Goal:
State how many lines of the data contain the word "this", and write nothing besides the number.

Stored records
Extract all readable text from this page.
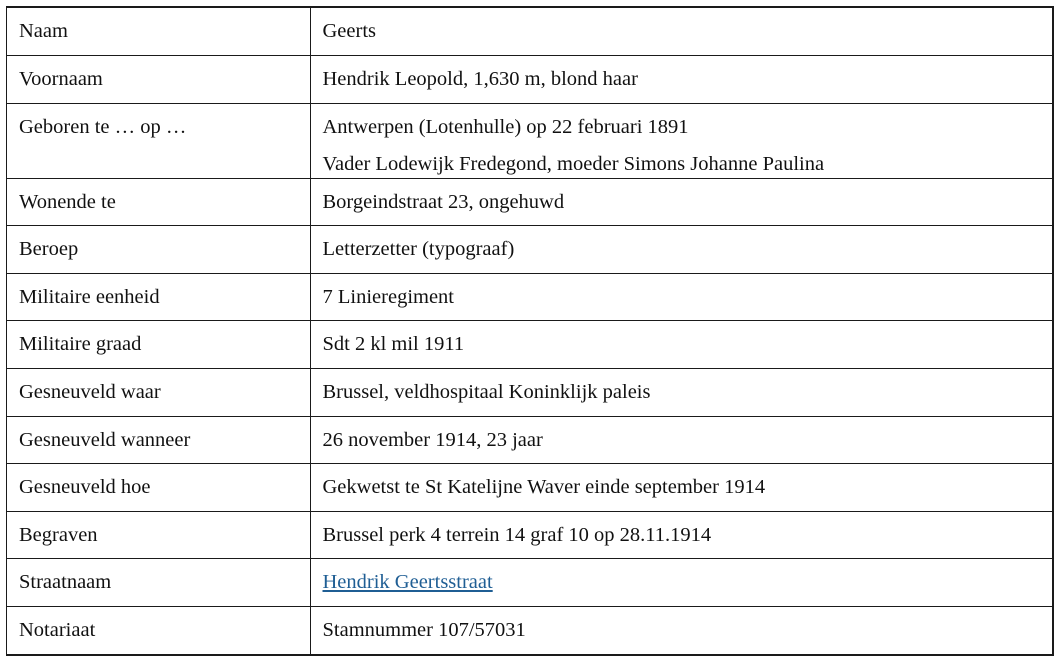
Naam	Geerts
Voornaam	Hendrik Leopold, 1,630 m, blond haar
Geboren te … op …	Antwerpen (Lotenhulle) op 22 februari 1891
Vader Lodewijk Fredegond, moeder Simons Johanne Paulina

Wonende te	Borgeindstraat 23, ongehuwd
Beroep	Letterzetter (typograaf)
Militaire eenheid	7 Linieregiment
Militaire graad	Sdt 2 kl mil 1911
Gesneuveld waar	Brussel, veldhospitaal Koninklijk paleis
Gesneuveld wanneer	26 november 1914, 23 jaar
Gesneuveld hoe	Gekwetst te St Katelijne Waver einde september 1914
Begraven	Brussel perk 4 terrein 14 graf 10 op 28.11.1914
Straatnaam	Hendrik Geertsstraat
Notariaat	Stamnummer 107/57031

---

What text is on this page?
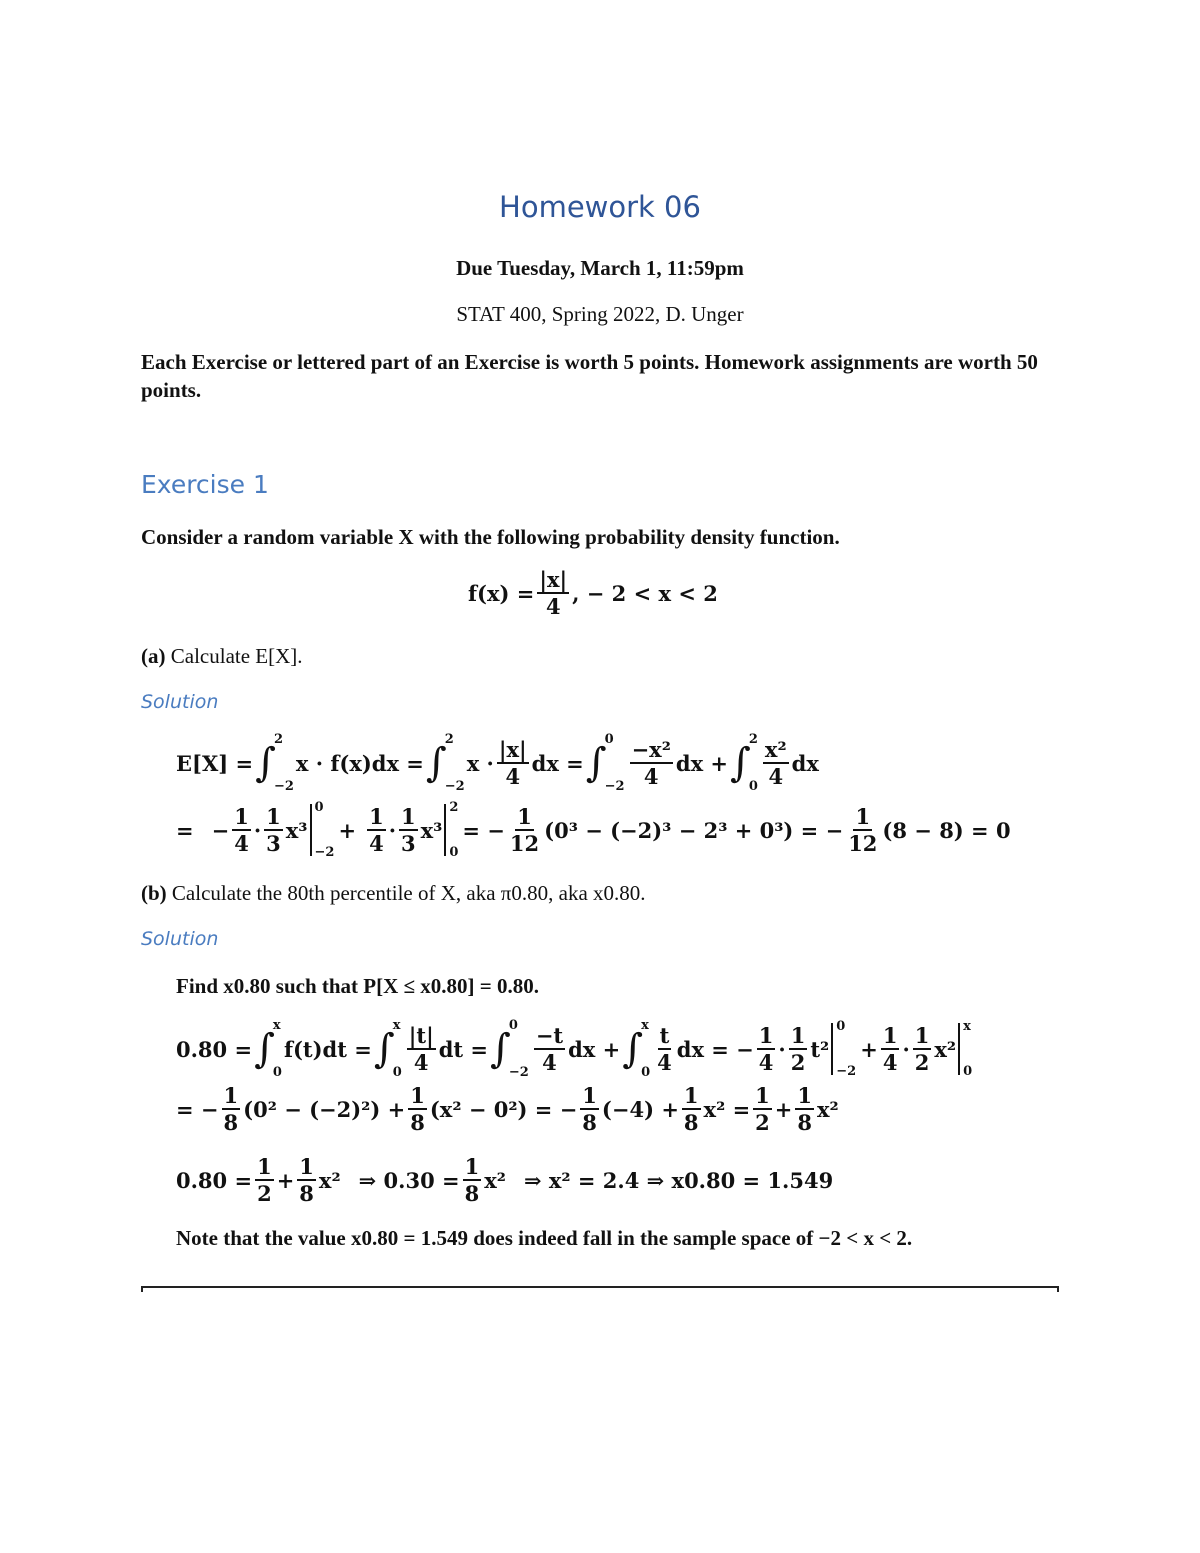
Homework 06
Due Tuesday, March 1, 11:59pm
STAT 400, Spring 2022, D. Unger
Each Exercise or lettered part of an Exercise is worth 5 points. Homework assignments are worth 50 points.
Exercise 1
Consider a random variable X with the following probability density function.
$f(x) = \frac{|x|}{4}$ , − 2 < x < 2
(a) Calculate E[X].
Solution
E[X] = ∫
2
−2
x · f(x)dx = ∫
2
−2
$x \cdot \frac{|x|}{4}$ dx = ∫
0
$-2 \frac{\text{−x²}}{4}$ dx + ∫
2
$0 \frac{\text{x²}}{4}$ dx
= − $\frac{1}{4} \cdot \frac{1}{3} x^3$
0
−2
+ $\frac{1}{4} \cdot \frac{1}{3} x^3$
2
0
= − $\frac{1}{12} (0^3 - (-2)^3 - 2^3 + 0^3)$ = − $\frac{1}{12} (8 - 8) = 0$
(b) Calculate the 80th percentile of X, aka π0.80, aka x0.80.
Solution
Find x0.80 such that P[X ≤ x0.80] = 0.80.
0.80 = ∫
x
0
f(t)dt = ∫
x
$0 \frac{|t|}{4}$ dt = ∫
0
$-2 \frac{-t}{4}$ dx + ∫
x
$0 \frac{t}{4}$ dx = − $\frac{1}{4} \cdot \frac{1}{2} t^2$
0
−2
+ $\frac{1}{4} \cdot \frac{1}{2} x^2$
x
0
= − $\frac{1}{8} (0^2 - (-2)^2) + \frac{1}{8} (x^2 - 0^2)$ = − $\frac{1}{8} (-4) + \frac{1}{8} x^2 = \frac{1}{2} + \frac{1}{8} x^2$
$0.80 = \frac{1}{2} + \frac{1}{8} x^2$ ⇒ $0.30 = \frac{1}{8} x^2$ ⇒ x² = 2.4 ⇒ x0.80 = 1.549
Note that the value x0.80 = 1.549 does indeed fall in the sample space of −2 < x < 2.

Exercise result:
2